# [Written problem]
Repeat every line exactly, keeping the pictures out of the copy.
============
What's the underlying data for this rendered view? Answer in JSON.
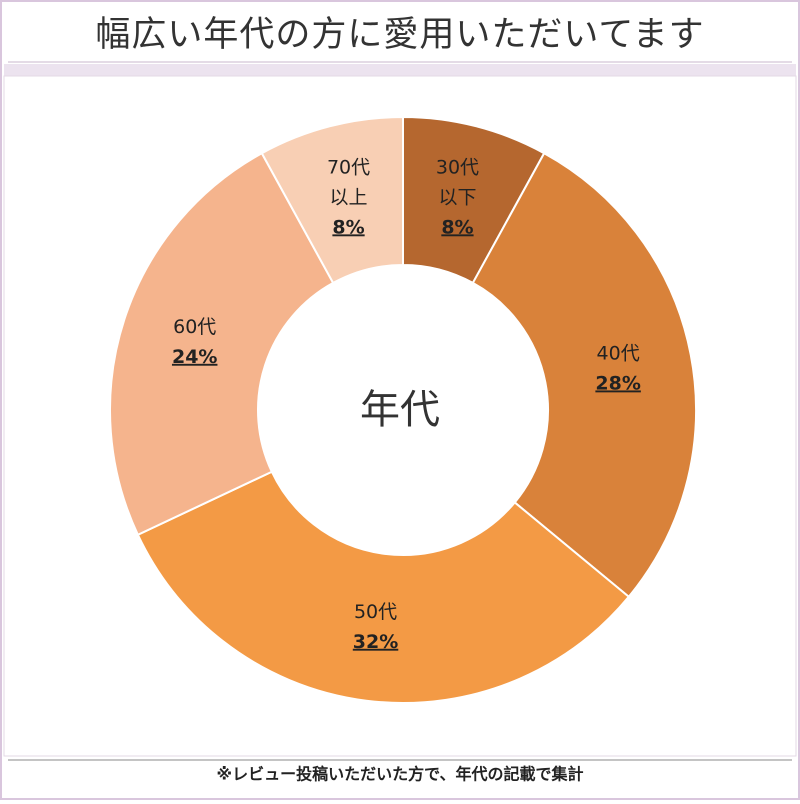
{
  "chart_data": {
    "type": "donut",
    "title": "幅広い年代の方に愛用いただいてます",
    "center_label": "年代",
    "note": "※レビュー投稿いただいた方で、年代の記載で集計",
    "categories": [
      [
        "30代",
        "以下"
      ],
      [
        "40代"
      ],
      [
        "50代"
      ],
      [
        "60代"
      ],
      [
        "70代",
        "以上"
      ]
    ],
    "values": [
      8,
      28,
      32,
      24,
      8
    ],
    "value_labels": [
      "8%",
      "28%",
      "32%",
      "24%",
      "8%"
    ],
    "colors": [
      "#b5672f",
      "#d9823a",
      "#f39a45",
      "#f5b48d",
      "#f8cfb4"
    ]
  }
}
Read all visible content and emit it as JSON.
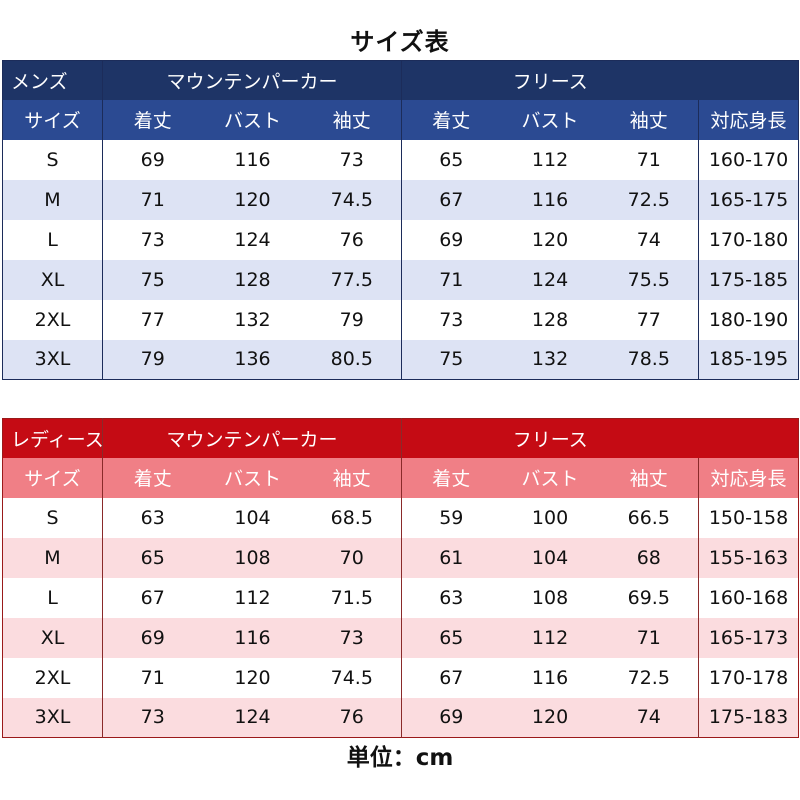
============
# [Response for this exercise]
What's the underlying data for this rendered view? Answer in JSON.
{
  "chart_data": {
    "type": "donut",
    "title": "幅広い年代の方に愛用いただいてます",
    "center_label": "年代",
    "note": "※レビュー投稿いただいた方で、年代の記載で集計",
    "categories": [
      [
        "30代",
        "以下"
      ],
      [
        "40代"
      ],
      [
        "50代"
      ],
      [
        "60代"
      ],
      [
        "70代",
        "以上"
      ]
    ],
    "values": [
      8,
      28,
      32,
      24,
      8
    ],
    "value_labels": [
      "8%",
      "28%",
      "32%",
      "24%",
      "8%"
    ],
    "colors": [
      "#b5672f",
      "#d9823a",
      "#f39a45",
      "#f5b48d",
      "#f8cfb4"
    ]
  }
}
Read all visible content and emit it as JSON.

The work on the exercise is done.